**YOUR GOAL**.
Give the number of lines that contain the string "time", and nothing else.

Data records
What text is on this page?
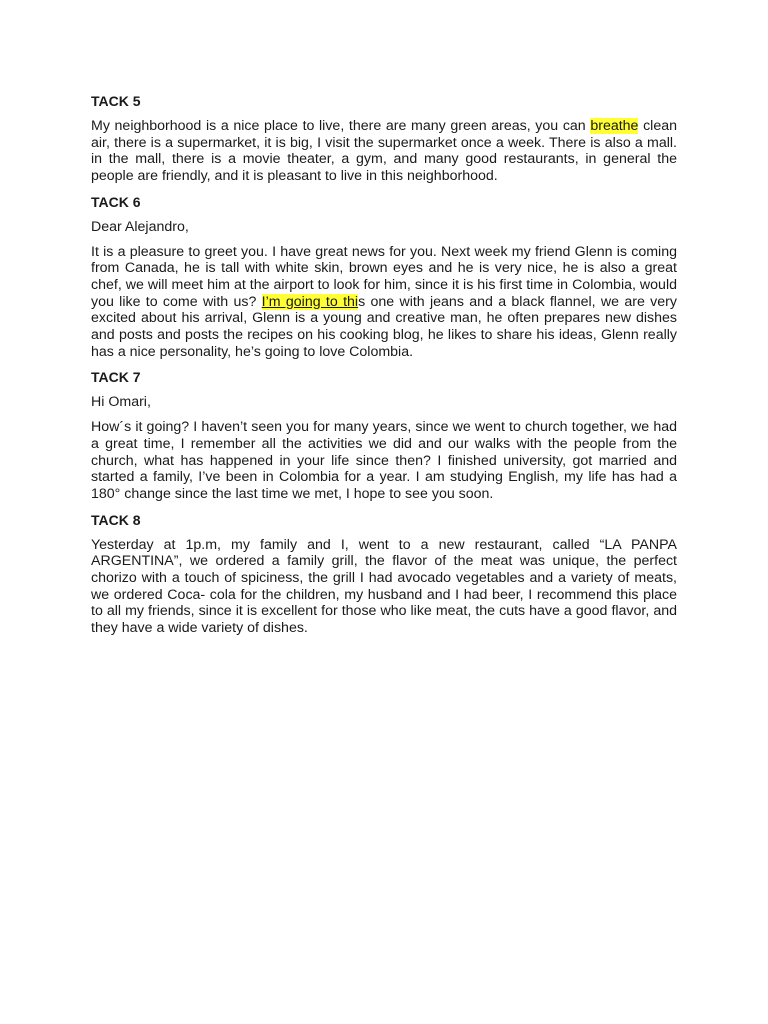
TACK 5

My neighborhood is a nice place to live, there are many green areas, you can breathe clean air, there is a supermarket, it is big, I visit the supermarket once a week. There is also a mall. in the mall, there is a movie theater, a gym, and many good restaurants, in general the people are friendly, and it is pleasant to live in this neighborhood.

TACK 6

Dear Alejandro,

It is a pleasure to greet you. I have great news for you. Next week my friend Glenn is coming from Canada, he is tall with white skin, brown eyes and he is very nice, he is also a great chef, we will meet him at the airport to look for him, since it is his first time in Colombia, would you like to come with us? I’m going to this one with jeans and a black flannel, we are very excited about his arrival, Glenn is a young and creative man, he often prepares new dishes and posts and posts the recipes on his cooking blog, he likes to share his ideas, Glenn really has a nice personality, he’s going to love Colombia.

TACK 7

Hi Omari,

How´s it going? I haven’t seen you for many years, since we went to church together, we had a great time, I remember all the activities we did and our walks with the people from the church, what has happened in your life since then? I finished university, got married and started a family, I’ve been in Colombia for a year. I am studying English, my life has had a 180° change since the last time we met, I hope to see you soon.

TACK 8

Yesterday at 1p.m, my family and I, went to a new restaurant, called “LA PANPA ARGENTINA”, we ordered a family grill, the flavor of the meat was unique, the perfect chorizo with a touch of spiciness, the grill I had avocado vegetables and a variety of meats, we ordered Coca- cola for the children, my husband and I had beer, I recommend this place to all my friends, since it is excellent for those who like meat, the cuts have a good flavor, and they have a wide variety of dishes.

**REPLY TO THE TASK**.
2